:: Excerpt
Many thanks for your time and advice. It is wholly appreciated

 

I have never questioned his reason for breaking up with me and instantly deciding he couldn't do the LDR thing anymore. He quotes that it is "too hard and won't work" because he wants to "settle down" and can't do that when I live "up there". These are strong points that I fully understand although some things he says compared to other things he also says…or rather he doesn't say, when for example I *sigh* BARGAIN with him by wishing him well and hope he "meets someone truly wonderful in every way ever possible", he just doesn't respond to those sorts of messages - which I send partly because I do mean it, but mostly because I want to get a rise, or a "I don't want anybody else" kind of response from him, which sort of intertwines with what I highlighted in your reply Sharky - I'm bargaining and pleading with him because his reason doesn't make sense, and you're right, this usually means it is a lie.
::::
:: Provided data
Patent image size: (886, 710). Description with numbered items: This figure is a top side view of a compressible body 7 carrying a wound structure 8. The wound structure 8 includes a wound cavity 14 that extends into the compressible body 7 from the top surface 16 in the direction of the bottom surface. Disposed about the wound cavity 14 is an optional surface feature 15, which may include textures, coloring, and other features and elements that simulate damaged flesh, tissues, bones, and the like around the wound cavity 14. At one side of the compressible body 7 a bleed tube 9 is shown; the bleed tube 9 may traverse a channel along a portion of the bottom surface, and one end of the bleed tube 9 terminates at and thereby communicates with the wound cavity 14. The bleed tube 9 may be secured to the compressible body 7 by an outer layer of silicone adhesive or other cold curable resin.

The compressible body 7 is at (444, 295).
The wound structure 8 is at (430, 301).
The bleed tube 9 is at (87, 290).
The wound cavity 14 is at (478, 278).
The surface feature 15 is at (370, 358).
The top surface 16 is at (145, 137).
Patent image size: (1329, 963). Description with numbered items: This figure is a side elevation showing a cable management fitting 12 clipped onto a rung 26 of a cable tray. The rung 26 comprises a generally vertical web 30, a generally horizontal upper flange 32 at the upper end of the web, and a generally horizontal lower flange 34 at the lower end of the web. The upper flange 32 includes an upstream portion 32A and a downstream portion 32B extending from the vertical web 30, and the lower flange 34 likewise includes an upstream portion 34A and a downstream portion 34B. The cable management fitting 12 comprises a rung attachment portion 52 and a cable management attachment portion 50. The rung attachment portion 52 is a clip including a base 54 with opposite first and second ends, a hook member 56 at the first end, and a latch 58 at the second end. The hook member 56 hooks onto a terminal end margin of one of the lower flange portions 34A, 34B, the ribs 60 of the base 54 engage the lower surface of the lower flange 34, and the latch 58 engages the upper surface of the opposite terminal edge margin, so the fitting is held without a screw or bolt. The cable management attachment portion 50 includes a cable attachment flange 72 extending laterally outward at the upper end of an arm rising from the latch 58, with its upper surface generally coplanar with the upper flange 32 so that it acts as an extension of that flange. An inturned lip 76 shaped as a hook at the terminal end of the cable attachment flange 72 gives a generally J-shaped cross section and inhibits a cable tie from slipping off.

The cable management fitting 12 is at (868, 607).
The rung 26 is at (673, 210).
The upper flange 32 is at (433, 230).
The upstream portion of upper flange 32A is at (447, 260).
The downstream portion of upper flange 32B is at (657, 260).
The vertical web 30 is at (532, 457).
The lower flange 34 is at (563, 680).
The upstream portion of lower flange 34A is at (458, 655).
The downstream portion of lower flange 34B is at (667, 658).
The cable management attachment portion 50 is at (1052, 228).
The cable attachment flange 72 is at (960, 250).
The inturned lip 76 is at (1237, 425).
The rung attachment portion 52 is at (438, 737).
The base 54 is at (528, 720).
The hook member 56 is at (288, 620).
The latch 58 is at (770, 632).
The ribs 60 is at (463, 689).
::::
Written tasks
a – In the breakup post, what does he say he wants to do?
b – Swap "top side view" for "plan view" in the records, from the first line through the line with "The top surface 16 is at (145, 137).", and return only those lines with nothing else changed.
The breakup post and the records are unrelated pieces of material.

Solved tasks
a – He wants to "settle down."

b –
Patent image size: (886, 710). Description with numbered items: This figure is a plan view of a compressible body 7 carrying a wound structure 8. The wound structure 8 includes a wound cavity 14 that extends into the compressible body 7 from the top surface 16 in the direction of the bottom surface. Disposed about the wound cavity 14 is an optional surface feature 15, which may include textures, coloring, and other features and elements that simulate damaged flesh, tissues, bones, and the like around the wound cavity 14. At one side of the compressible body 7 a bleed tube 9 is shown; the bleed tube 9 may traverse a channel along a portion of the bottom surface, and one end of the bleed tube 9 terminates at and thereby communicates with the wound cavity 14. The bleed tube 9 may be secured to the compressible body 7 by an outer layer of silicone adhesive or other cold curable resin.

The compressible body 7 is at (444, 295).
The wound structure 8 is at (430, 301).
The bleed tube 9 is at (87, 290).
The wound cavity 14 is at (478, 278).
The surface feature 15 is at (370, 358).
The top surface 16 is at (145, 137).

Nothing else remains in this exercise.